MATERIAL:
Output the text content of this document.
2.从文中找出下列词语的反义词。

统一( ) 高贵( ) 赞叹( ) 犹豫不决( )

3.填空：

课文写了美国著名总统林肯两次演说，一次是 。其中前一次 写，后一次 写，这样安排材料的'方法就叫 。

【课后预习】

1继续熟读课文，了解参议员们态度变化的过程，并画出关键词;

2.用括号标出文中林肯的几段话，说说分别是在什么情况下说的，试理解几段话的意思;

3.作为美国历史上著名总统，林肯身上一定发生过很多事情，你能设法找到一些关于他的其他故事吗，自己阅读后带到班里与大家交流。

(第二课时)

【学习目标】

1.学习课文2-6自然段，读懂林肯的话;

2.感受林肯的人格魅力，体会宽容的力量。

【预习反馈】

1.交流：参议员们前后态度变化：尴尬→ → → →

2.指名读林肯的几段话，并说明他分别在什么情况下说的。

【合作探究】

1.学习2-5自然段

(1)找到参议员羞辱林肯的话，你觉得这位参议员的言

SET TASK: Copy out all of the records shown above exactly.

TASK RESPONSE:
Output the text content of this document.
2.从文中找出下列词语的反义词。

统一( ) 高贵( ) 赞叹( ) 犹豫不决( )

3.填空：

课文写了美国著名总统林肯两次演说，一次是 。其中前一次 写，后一次 写，这样安排材料的'方法就叫 。

【课后预习】

1继续熟读课文，了解参议员们态度变化的过程，并画出关键词;

2.用括号标出文中林肯的几段话，说说分别是在什么情况下说的，试理解几段话的意思;

3.作为美国历史上著名总统，林肯身上一定发生过很多事情，你能设法找到一些关于他的其他故事吗，自己阅读后带到班里与大家交流。

(第二课时)

【学习目标】

1.学习课文2-6自然段，读懂林肯的话;

2.感受林肯的人格魅力，体会宽容的力量。

【预习反馈】

1.交流：参议员们前后态度变化：尴尬→ → → →

2.指名读林肯的几段话，并说明他分别在什么情况下说的。

【合作探究】

1.学习2-5自然段

(1)找到参议员羞辱林肯的话，你觉得这位参议员的言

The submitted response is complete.